Aim: Write every entry out again exactly, please, and skip the pictures.

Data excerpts

.....

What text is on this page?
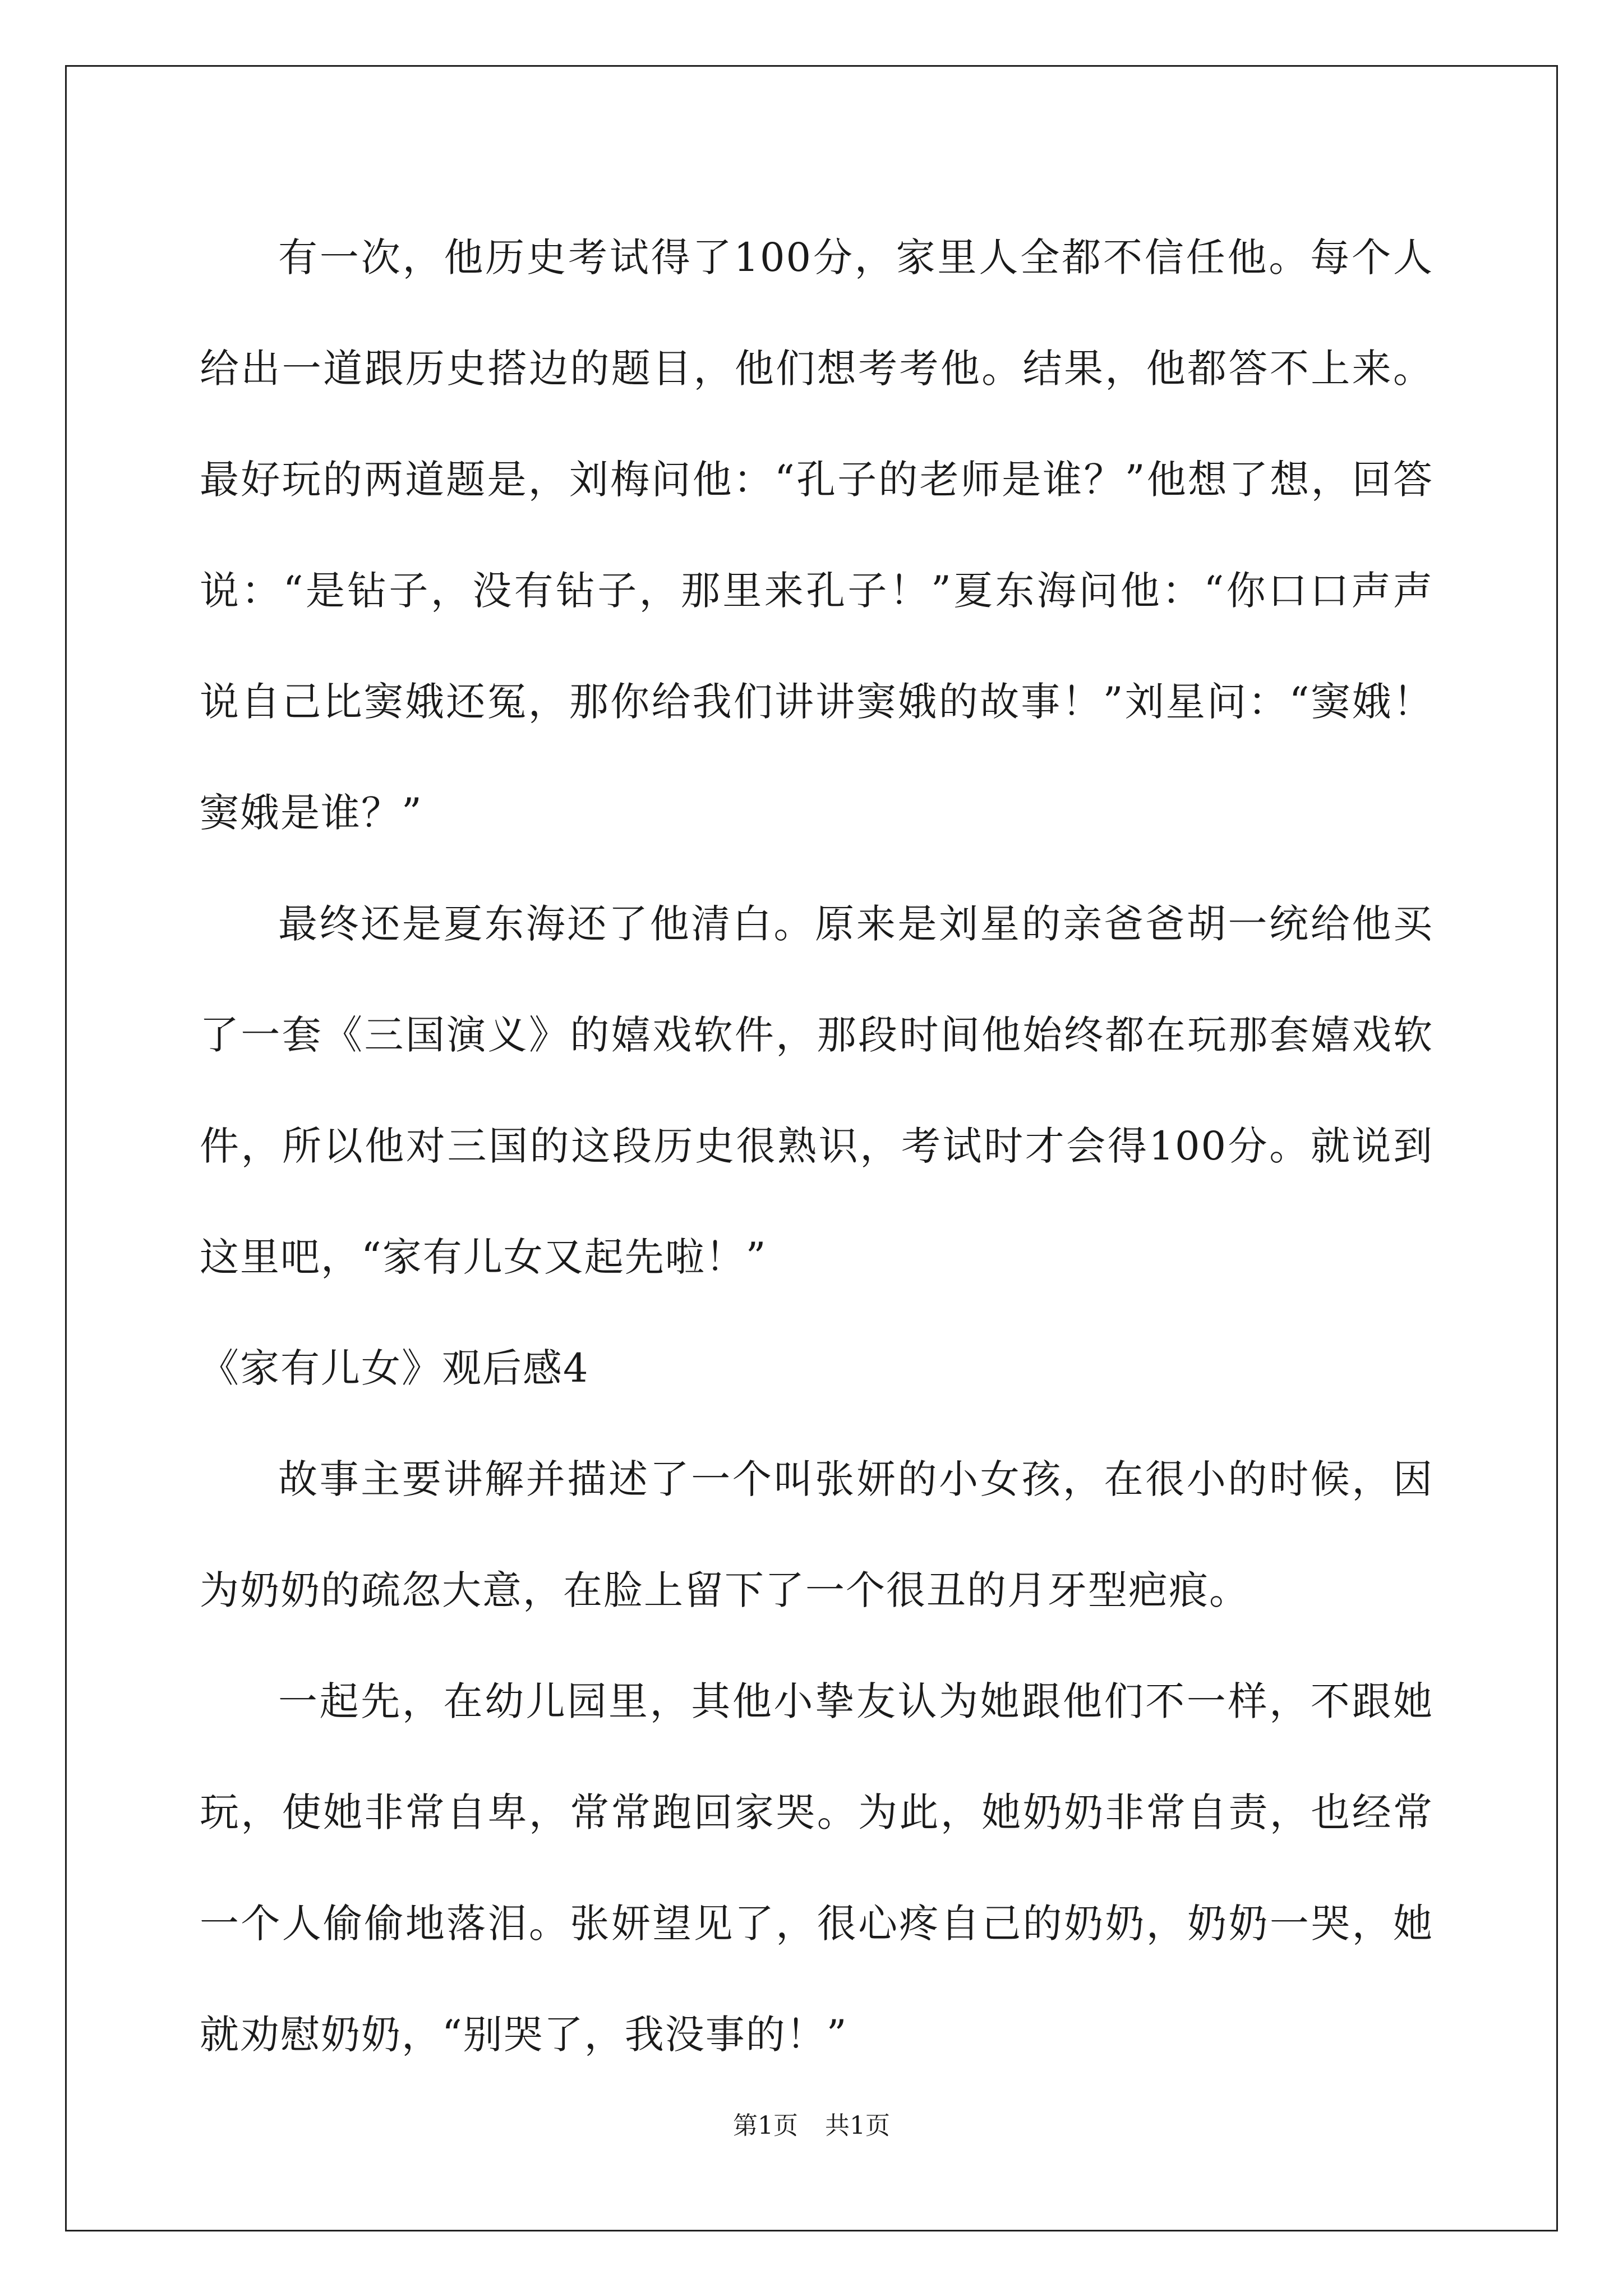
有一次，他历史考试得了100分，家里人全都不信任他。每个人给出一道跟历史搭边的题目，他们想考考他。结果，他都答不上来。最好玩的两道题是，刘梅问他：“孔子的老师是谁？”他想了想，回答说：“是钻子，没有钻子，那里来孔子！”夏东海问他：“你口口声声说自己比窦娥还冤，那你给我们讲讲窦娥的故事！”刘星问：“窦娥！窦娥是谁？”

最终还是夏东海还了他清白。原来是刘星的亲爸爸胡一统给他买了一套《三国演义》的嬉戏软件，那段时间他始终都在玩那套嬉戏软件，所以他对三国的这段历史很熟识，考试时才会得100分。就说到这里吧，“家有儿女又起先啦！”

《家有儿女》观后感4

故事主要讲解并描述了一个叫张妍的小女孩，在很小的时候，因为奶奶的疏忽大意，在脸上留下了一个很丑的月牙型疤痕。

一起先，在幼儿园里，其他小挚友认为她跟他们不一样，不跟她玩，使她非常自卑，常常跑回家哭。为此，她奶奶非常自责，也经常一个人偷偷地落泪。张妍望见了，很心疼自己的奶奶，奶奶一哭，她就劝慰奶奶，“别哭了，我没事的！”

第1页 共1页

.....

Reply:
What text is on this page?
有一次，他历史考试得了100分，家里人全都不信任他。每个人给出一道跟历史搭边的题目，他们想考考他。结果，他都答不上来。最好玩的两道题是，刘梅问他：“孔子的老师是谁？”他想了想，回答说：“是钻子，没有钻子，那里来孔子！”夏东海问他：“你口口声声说自己比窦娥还冤，那你给我们讲讲窦娥的故事！”刘星问：“窦娥！窦娥是谁？”

最终还是夏东海还了他清白。原来是刘星的亲爸爸胡一统给他买了一套《三国演义》的嬉戏软件，那段时间他始终都在玩那套嬉戏软件，所以他对三国的这段历史很熟识，考试时才会得100分。就说到这里吧，“家有儿女又起先啦！”

《家有儿女》观后感4

故事主要讲解并描述了一个叫张妍的小女孩，在很小的时候，因为奶奶的疏忽大意，在脸上留下了一个很丑的月牙型疤痕。

一起先，在幼儿园里，其他小挚友认为她跟他们不一样，不跟她玩，使她非常自卑，常常跑回家哭。为此，她奶奶非常自责，也经常一个人偷偷地落泪。张妍望见了，很心疼自己的奶奶，奶奶一哭，她就劝慰奶奶，“别哭了，我没事的！”

第1页 共1页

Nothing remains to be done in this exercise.